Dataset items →
-- begin --

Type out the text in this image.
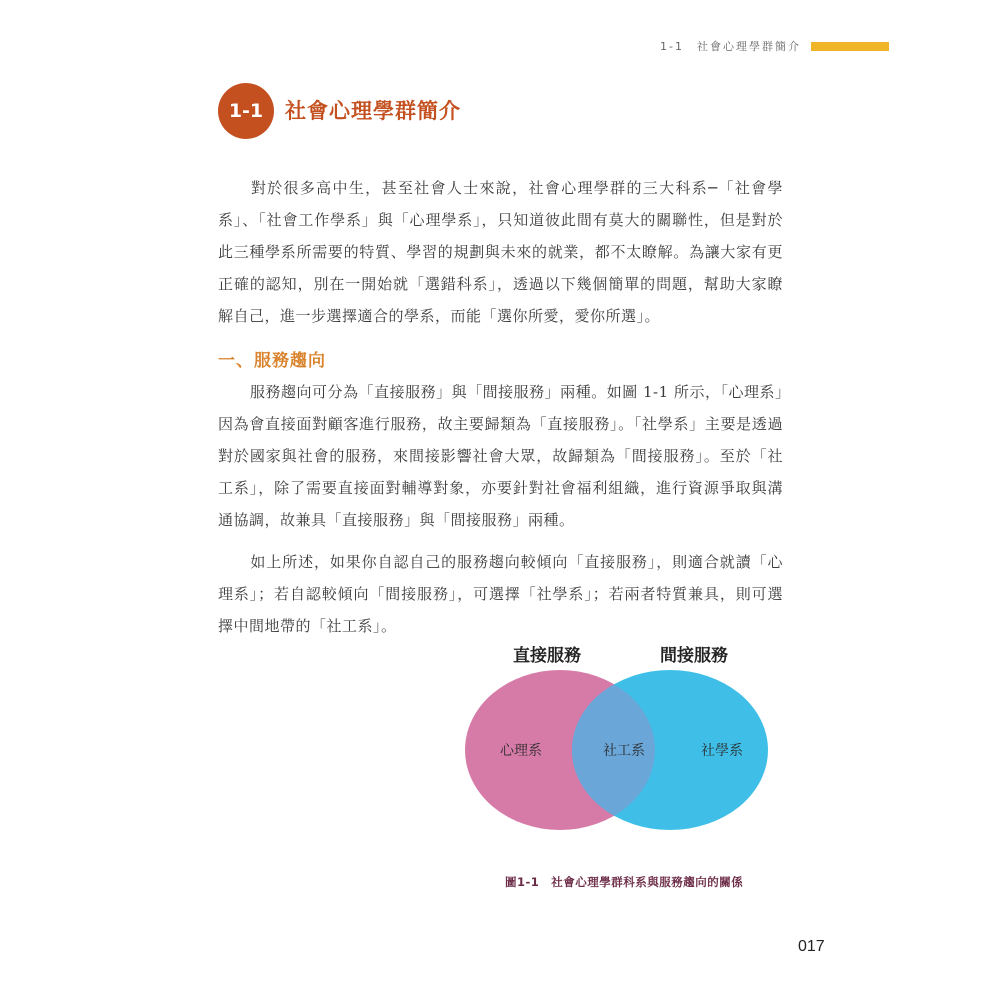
1-1　社會心理學群簡介
1-1	社會心理學群簡介
對於很多高中生，甚至社會人士來說，社會心理學群的三大科系─「社會學系」、「社會工作學系」與「心理學系」，只知道彼此間有莫大的關聯性，但是對於此三種學系所需要的特質、學習的規劃與未來的就業，都不太瞭解。為讓大家有更正確的認知，別在一開始就「選錯科系」，透過以下幾個簡單的問題，幫助大家瞭解自己，進一步選擇適合的學系，而能「選你所愛，愛你所選」。
一、服務趨向
服務趨向可分為「直接服務」與「間接服務」兩種。如圖 1-1 所示，「心理系」因為會直接面對顧客進行服務，故主要歸類為「直接服務」。「社學系」主要是透過對於國家與社會的服務，來間接影響社會大眾，故歸類為「間接服務」。至於「社工系」，除了需要直接面對輔導對象，亦要針對社會福利組織，進行資源爭取與溝通協調，故兼具「直接服務」與「間接服務」兩種。
如上所述，如果你自認自己的服務趨向較傾向「直接服務」，則適合就讀「心理系」；若自認較傾向「間接服務」，可選擇「社學系」；若兩者特質兼具，則可選擇中間地帶的「社工系」。
直接服務	間接服務
心理系	社工系	社學系
圖1-1　社會心理學群科系與服務趨向的關係
017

-- end --

Task directions → Retype the data above exactly; pictures are not part of the copy.

Problem solution →
Type out the text in this image.
1-1　社會心理學群簡介
1-1	社會心理學群簡介
對於很多高中生，甚至社會人士來說，社會心理學群的三大科系─「社會學系」、「社會工作學系」與「心理學系」，只知道彼此間有莫大的關聯性，但是對於此三種學系所需要的特質、學習的規劃與未來的就業，都不太瞭解。為讓大家有更正確的認知，別在一開始就「選錯科系」，透過以下幾個簡單的問題，幫助大家瞭解自己，進一步選擇適合的學系，而能「選你所愛，愛你所選」。
一、服務趨向
服務趨向可分為「直接服務」與「間接服務」兩種。如圖 1-1 所示，「心理系」因為會直接面對顧客進行服務，故主要歸類為「直接服務」。「社學系」主要是透過對於國家與社會的服務，來間接影響社會大眾，故歸類為「間接服務」。至於「社工系」，除了需要直接面對輔導對象，亦要針對社會福利組織，進行資源爭取與溝通協調，故兼具「直接服務」與「間接服務」兩種。
如上所述，如果你自認自己的服務趨向較傾向「直接服務」，則適合就讀「心理系」；若自認較傾向「間接服務」，可選擇「社學系」；若兩者特質兼具，則可選擇中間地帶的「社工系」。
直接服務	間接服務
心理系	社工系	社學系
圖1-1　社會心理學群科系與服務趨向的關係
017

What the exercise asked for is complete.